Items from a dataset:
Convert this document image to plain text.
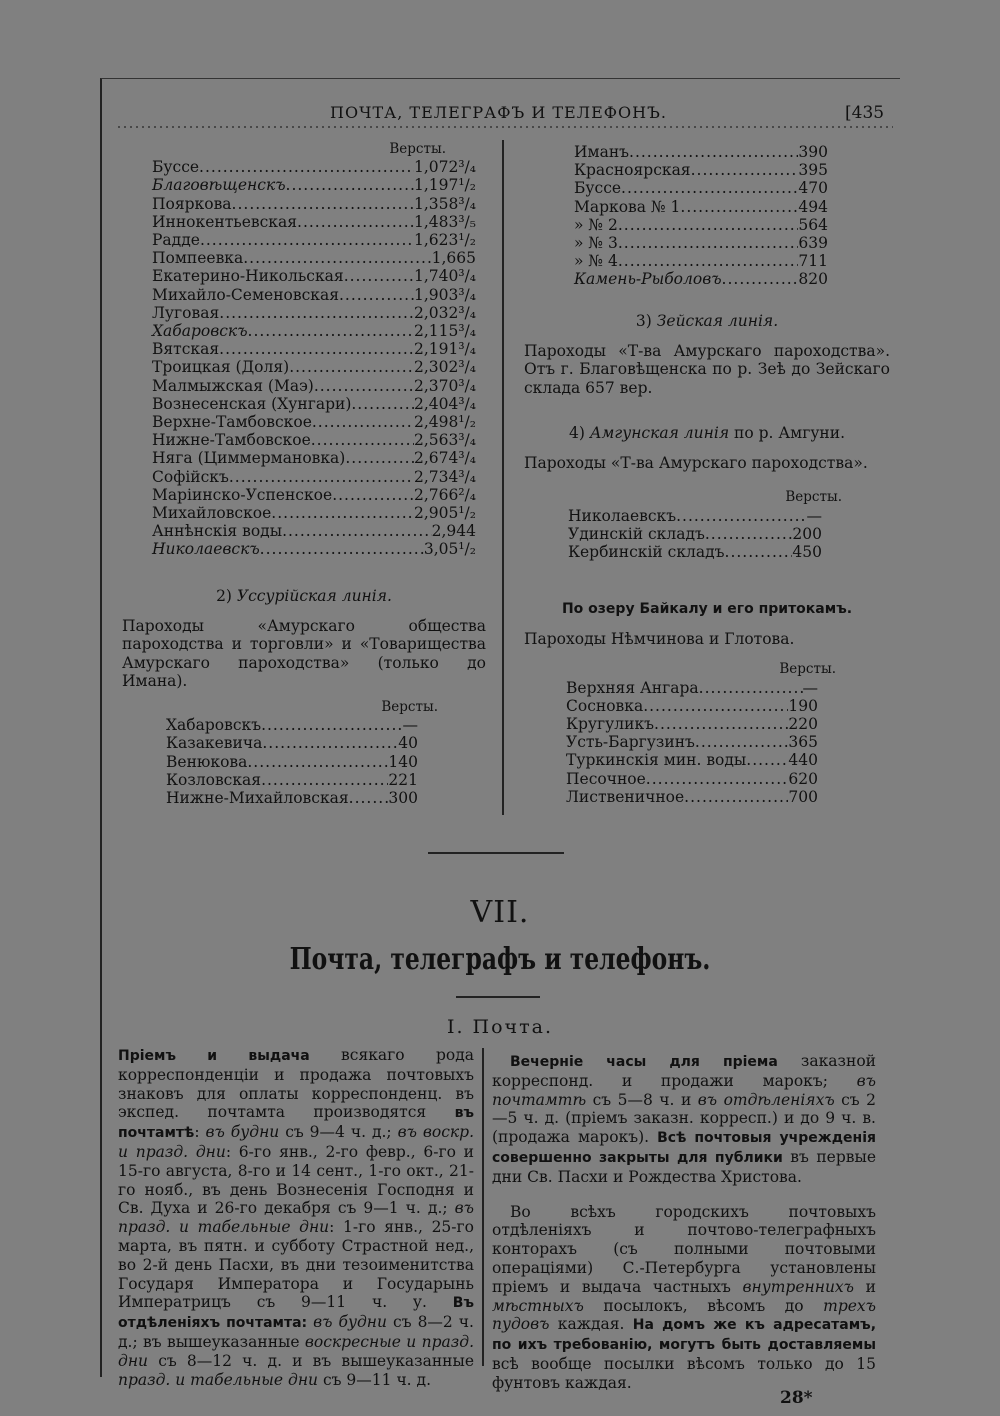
ПОЧТА, ТЕЛЕГРАФЪ И ТЕЛЕФОНЪ.	[435
Версты.
Буссе .....	1,072³/₄
Благовѣщенскъ .....	1,197¹/₂
Поярк​ова .....	1,358³/₄
Иннокентьевская .....	1,483³/₅
Радде .....	1,623¹/₂
Помпеевка .....	1,665
Екатерино-Никольская .....	1,740³/₄
Михайло-Семеновская .....	1,903³/₄
Луговая .....	2,032³/₄
Хабаровскъ .....	2,115³/₄
Вятская .....	2,191³/₄
Троицкая (Доля) .....	2,302³/₄
Малмыжская (Маэ) .....	2,370³/₄
Вознесенская (Хунгари) .....	2,404³/₄
Верхне-Тамбовское .....	2,498¹/₂
Нижне-Тамбовское .....	2,563³/₄
Няга (Циммермановка) .....	2,674³/₄
Софійскъ .....	2,734³/₄
Маріинско-Успенское .....	2,766²/₄
Михайловское .....	2,905¹/₂
Аннѣнскія воды .....	2,944
Николаевскъ .....	3,05¹/₂
2) Уссурійская линія.
Пароходы «Амурскаго общества пароходства и торговли» и «Товарищества Амурскаго пароходства» (только до Имана).
Версты.
Хабаровскъ .....	—
Казакевича .....	40
Венюкова .....	140
Козловская .....	221
Нижне-Михайловская .....	300
Иманъ .....	390
Красноярская .....	395
Буссе .....	470
Маркова № 1 .....	494
» № 2 .....	564
» № 3 .....	639
» № 4 .....	711
Камень-Рыболовъ .....	820
3) Зейская линія.
Пароходы «Т-ва Амурскаго пароходства». Отъ г. Благовѣщенска по р. Зеѣ до Зейскаго склада 657 вер.
4) Амгунская линія по р. Амгуни.
Пароходы «Т-ва Амурскаго пароходства».
Версты.
Николаевскъ .....	—
Удинскій складъ .....	200
Кербинскій складъ .....	450
По озеру Байкалу и его притокамъ.
Пароходы Нѣмчинова и Глотова.
Версты.
Верхняя Ангара .....	—
Сосновка .....	190
Кругуликъ .....	220
Усть-Баргузинъ .....	365
Туркинскія мин. воды .....	440
Песочное .....	620
Лиственичное .....	700
VII.
Почта, телеграфъ и телефонъ.
I. Почта.
Пріемъ и выдача всякаго рода корреспонденціи и продажа почтовыхъ знаковъ для оплаты корреспонденц. въ экспед. почтамта производятся въ почтамтѣ: въ будни съ 9—4 ч. д.; въ воскр. и празд. дни: 6-го янв., 2-го февр., 6-го и 15-го августа, 8-го и 14 сент., 1-го окт., 21-го нояб., въ день Вознесенія Господня и Св. Духа и 26-го декабря съ 9—1 ч. д.; въ празд. и табельные дни: 1-го янв., 25-го марта, въ пятн. и субботу Страстной нед., во 2-й день Пасхи, въ дни тезоименитства Государя Императора и Государынь Императрицъ съ 9—11 ч. у. Въ отдѣленіяхъ почтамта: въ будни съ 8—2 ч. д.; въ вышеуказанные воскресные и празд. дни съ 8—12 ч. д. и въ вышеуказанные празд. и табельные дни съ 9—11 ч. д.
Вечерніе часы для пріема заказной корреспонд. и продажи марокъ; въ почтамтѣ съ 5—8 ч. и въ отдѣленіяхъ съ 2—5 ч. д. (пріемъ заказн. корресп.) и до 9 ч. в. (продажа марокъ). Всѣ почтовыя учрежденія совершенно закрыты для публики въ первые дни Св. Пасхи и Рождества Христова.
Во всѣхъ городскихъ почтовыхъ отдѣленіяхъ и почтово-телеграфныхъ конторахъ (съ полными почтовыми операціями) С.-Петербурга установлены пріемъ и выдача частныхъ внутреннихъ и мѣстныхъ посылокъ, вѣсомъ до трехъ пудовъ каждая. На домъ же къ адресатамъ, по ихъ требованію, могутъ быть доставляемы всѣ вообще посылки вѣсомъ только до 15 фунтовъ каждая.
28*
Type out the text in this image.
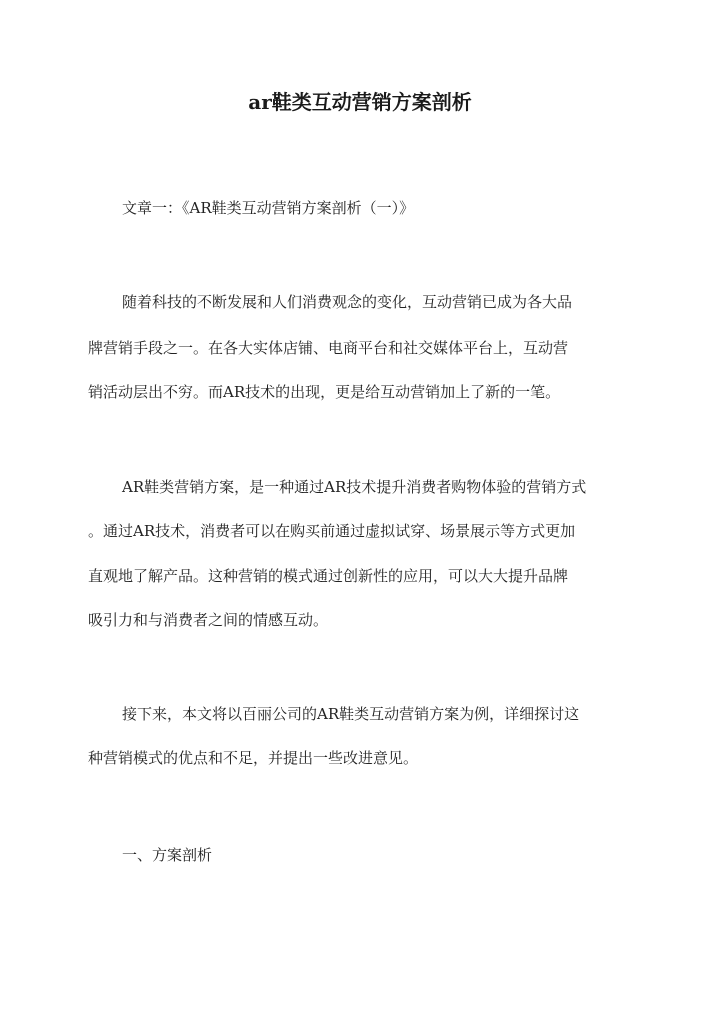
ar鞋类互动营销方案剖析
文章一：《AR鞋类互动营销方案剖析（一）》
随着科技的不断发展和人们消费观念的变化，互动营销已成为各大品
牌营销手段之一。在各大实体店铺、电商平台和社交媒体平台上，互动营
销活动层出不穷。而AR技术的出现，更是给互动营销加上了新的一笔。
AR鞋类营销方案，是一种通过AR技术提升消费者购物体验的营销方式
。通过AR技术，消费者可以在购买前通过虚拟试穿、场景展示等方式更加
直观地了解产品。这种营销的模式通过创新性的应用，可以大大提升品牌
吸引力和与消费者之间的情感互动。
接下来，本文将以百丽公司的AR鞋类互动营销方案为例，详细探讨这
种营销模式的优点和不足，并提出一些改进意见。
一、方案剖析
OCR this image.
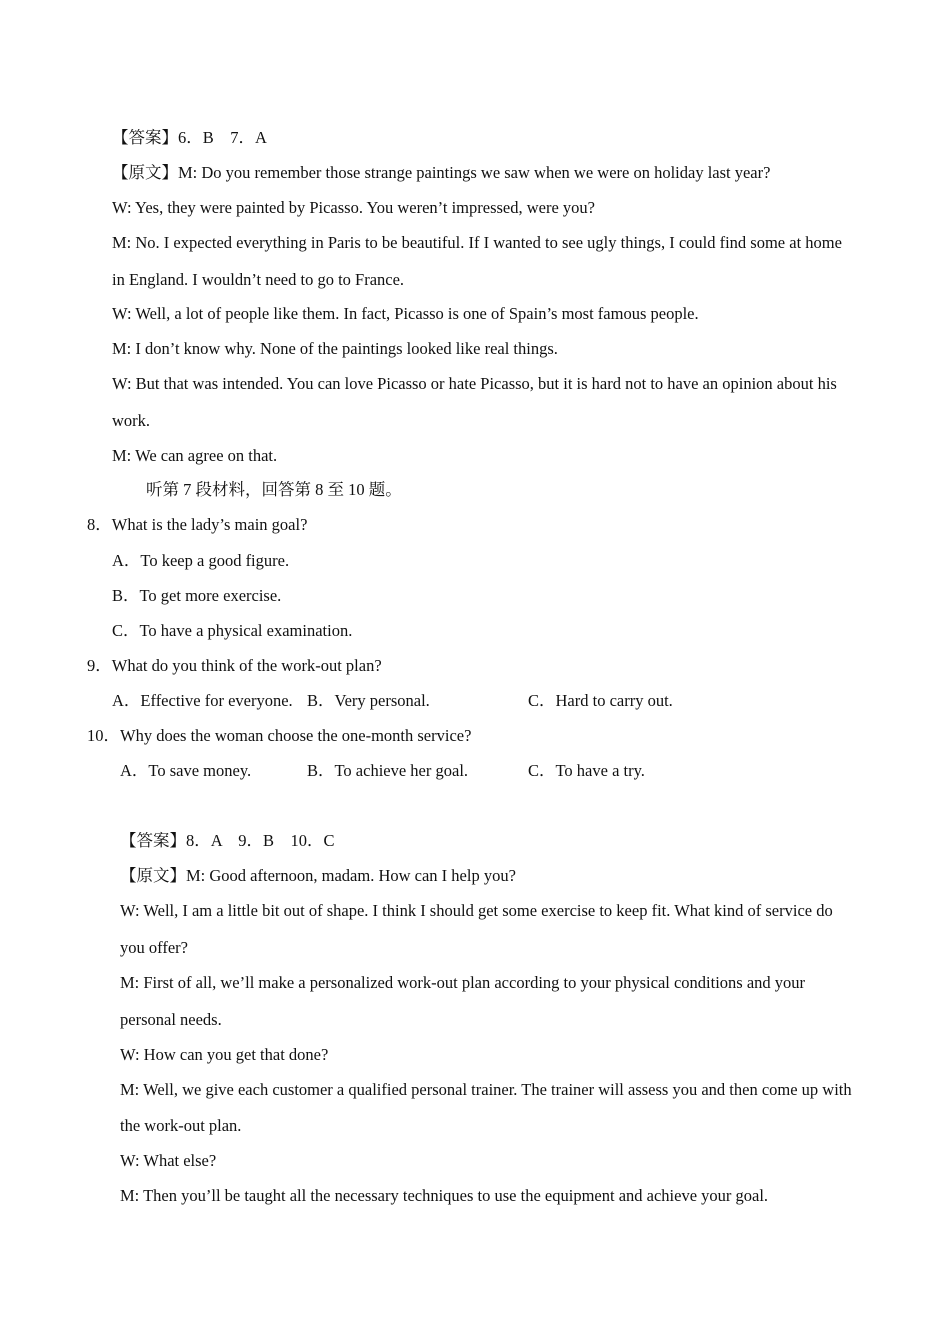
【答案】6．B　7．A
【原文】M: Do you remember those strange paintings we saw when we were on holiday last year?
W: Yes, they were painted by Picasso. You weren’t impressed, were you?
M: No. I expected everything in Paris to be beautiful. If I wanted to see ugly things, I could find some at home
in England. I wouldn’t need to go to France.
W: Well, a lot of people like them. In fact, Picasso is one of Spain’s most famous people.
M: I don’t know why. None of the paintings looked like real things.
W: But that was intended. You can love Picasso or hate Picasso, but it is hard not to have an opinion about his
work.
M: We can agree on that.
听第 7 段材料，回答第 8 至 10 题。
8．What is the lady’s main goal?
A．To keep a good figure.
B．To get more exercise.
C．To have a physical examination.
9．What do you think of the work-out plan?
A．Effective for everyone. B．Very personal.	C．Hard to carry out.
10．Why does the woman choose the one-month service?
A．To save money.	B．To achieve her goal.	C．To have a try.
【答案】8．A　9．B　10．C
【原文】M: Good afternoon, madam. How can I help you?
W: Well, I am a little bit out of shape. I think I should get some exercise to keep fit. What kind of service do
you offer?
M: First of all, we’ll make a personalized work-out plan according to your physical conditions and your
personal needs.
W: How can you get that done?
M: Well, we give each customer a qualified personal trainer. The trainer will assess you and then come up with
the work-out plan.
W: What else?
M: Then you’ll be taught all the necessary techniques to use the equipment and achieve your goal.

**THE TASK**
Whenever "отдѣленіяхъ" turns up in a line, pick that line out.

**WRITTEN SOLUTION**
Пріемъ и выдача всякаго рода корреспонденціи и продажа почтовыхъ знаковъ для оплаты корреспонденц. въ экспед. почтамта производятся въ почтамтѣ: въ будни съ 9—4 ч. д.; въ воскр. и празд. дни: 6-го янв., 2-го февр., 6-го и 15-го августа, 8-го и 14 сент., 1-го окт., 21-го нояб., въ день Вознесенія Господня и Св. Духа и 26-го декабря съ 9—1 ч. д.; въ празд. и табельные дни: 1-го янв., 25-го марта, въ пятн. и субботу Страстной нед., во 2-й день Пасхи, въ дни тезоименитства Государя Императора и Государынь Императрицъ съ 9—11 ч. у. Въ отдѣленіяхъ почтамта: въ будни съ 8—2 ч. д.; въ вышеуказанные воскресные и празд. дни съ 8—12 ч. д. и въ вышеуказанные празд. и табельные дни съ 9—11 ч. д.
Вечерніе часы для пріема заказной корреспонд. и продажи марокъ; въ почтамтѣ съ 5—8 ч. и въ отдѣленіяхъ съ 2—5 ч. д. (пріемъ заказн. корресп.) и до 9 ч. в. (продажа марокъ). Всѣ почтовыя учрежденія совершенно закрыты для публики въ первые дни Св. Пасхи и Рождества Христова.
Во всѣхъ городскихъ почтовыхъ отдѣленіяхъ и почтово-телеграфныхъ конторахъ (съ полными почтовыми операціями) С.-Петербурга установлены пріемъ и выдача частныхъ внутреннихъ и мѣстныхъ посылокъ, вѣсомъ до трехъ пудовъ каждая. На домъ же къ адресатамъ, по ихъ требованію, могутъ быть доставляемы всѣ вообще посылки вѣсомъ только до 15 фунтовъ каждая.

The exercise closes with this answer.